> WHAT YOU NEED TO DO
Select each line where the word "water" appears.

-- START --

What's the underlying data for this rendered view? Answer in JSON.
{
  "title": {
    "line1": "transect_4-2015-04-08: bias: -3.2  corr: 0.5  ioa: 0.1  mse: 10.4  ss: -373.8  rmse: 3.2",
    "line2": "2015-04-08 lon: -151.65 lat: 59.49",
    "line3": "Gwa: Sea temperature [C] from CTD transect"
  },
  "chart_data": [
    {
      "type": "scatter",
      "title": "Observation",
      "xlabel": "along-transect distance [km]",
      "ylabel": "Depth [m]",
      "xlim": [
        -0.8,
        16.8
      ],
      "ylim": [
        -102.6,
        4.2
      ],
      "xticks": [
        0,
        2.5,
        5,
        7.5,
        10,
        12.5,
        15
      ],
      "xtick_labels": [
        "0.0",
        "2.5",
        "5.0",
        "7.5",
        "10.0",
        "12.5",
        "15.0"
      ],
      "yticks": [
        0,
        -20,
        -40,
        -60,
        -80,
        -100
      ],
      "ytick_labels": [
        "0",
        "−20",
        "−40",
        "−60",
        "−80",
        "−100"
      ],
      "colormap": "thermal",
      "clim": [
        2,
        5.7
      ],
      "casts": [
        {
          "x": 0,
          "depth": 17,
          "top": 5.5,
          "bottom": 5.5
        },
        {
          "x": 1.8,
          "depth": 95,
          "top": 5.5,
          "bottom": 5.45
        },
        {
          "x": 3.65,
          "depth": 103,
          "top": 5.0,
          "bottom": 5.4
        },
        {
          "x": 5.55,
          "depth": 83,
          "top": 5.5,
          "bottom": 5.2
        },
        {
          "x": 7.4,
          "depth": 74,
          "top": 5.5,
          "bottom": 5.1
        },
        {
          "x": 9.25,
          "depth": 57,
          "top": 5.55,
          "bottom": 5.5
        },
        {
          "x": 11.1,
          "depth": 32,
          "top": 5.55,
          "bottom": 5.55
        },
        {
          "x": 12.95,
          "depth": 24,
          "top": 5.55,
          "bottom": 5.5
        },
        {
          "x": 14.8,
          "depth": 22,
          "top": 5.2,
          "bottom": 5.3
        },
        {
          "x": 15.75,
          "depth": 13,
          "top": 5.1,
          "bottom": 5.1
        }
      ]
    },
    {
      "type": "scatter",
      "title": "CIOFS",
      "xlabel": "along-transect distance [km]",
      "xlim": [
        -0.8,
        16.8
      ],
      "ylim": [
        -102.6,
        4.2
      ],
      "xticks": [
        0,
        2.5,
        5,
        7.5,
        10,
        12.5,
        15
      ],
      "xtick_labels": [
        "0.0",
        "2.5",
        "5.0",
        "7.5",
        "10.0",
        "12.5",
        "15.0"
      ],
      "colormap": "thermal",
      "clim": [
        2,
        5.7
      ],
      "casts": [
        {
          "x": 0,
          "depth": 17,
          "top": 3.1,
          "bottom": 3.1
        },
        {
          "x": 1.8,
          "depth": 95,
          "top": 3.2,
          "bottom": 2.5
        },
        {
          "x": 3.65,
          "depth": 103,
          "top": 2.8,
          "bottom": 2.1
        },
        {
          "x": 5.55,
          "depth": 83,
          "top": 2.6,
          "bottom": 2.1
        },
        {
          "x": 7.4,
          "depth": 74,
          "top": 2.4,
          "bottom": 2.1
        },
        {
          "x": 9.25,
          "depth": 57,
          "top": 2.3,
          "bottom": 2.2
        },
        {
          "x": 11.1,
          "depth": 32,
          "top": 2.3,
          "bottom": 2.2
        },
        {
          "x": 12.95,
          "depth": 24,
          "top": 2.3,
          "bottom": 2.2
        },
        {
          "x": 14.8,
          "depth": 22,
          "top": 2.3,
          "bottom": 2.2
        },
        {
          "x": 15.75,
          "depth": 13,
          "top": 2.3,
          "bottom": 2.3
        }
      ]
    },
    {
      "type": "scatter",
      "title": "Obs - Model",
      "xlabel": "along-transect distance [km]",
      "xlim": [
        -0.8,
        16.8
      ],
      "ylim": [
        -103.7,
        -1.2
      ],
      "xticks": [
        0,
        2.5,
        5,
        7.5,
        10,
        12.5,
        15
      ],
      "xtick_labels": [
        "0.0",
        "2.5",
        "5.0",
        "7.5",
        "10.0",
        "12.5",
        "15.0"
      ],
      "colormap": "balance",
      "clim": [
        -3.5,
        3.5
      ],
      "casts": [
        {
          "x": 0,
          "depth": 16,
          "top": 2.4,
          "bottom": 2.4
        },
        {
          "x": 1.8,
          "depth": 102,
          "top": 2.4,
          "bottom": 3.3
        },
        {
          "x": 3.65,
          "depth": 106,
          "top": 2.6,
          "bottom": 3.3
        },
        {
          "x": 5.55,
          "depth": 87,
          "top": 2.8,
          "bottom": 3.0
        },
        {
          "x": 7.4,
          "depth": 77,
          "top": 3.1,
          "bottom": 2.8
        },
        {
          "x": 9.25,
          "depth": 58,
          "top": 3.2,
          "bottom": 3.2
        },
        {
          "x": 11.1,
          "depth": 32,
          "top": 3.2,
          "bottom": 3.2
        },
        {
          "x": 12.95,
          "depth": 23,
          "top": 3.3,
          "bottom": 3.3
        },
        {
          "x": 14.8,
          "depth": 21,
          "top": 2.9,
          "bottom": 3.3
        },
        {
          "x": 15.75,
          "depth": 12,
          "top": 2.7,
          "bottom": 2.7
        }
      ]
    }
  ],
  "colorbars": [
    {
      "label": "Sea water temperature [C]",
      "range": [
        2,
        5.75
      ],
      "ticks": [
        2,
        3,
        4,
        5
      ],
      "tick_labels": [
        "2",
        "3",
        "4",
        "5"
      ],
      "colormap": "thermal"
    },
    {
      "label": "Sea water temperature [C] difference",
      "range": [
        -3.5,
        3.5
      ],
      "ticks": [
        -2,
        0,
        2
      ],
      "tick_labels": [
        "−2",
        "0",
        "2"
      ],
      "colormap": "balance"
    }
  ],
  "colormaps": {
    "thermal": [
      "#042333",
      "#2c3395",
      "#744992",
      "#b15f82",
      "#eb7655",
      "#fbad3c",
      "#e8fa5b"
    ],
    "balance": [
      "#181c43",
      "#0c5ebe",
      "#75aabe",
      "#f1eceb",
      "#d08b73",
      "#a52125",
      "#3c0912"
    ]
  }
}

-- END --

> FINAL RESULT
      "label": "Sea water temperature [C]",
      "label": "Sea water temperature [C] difference",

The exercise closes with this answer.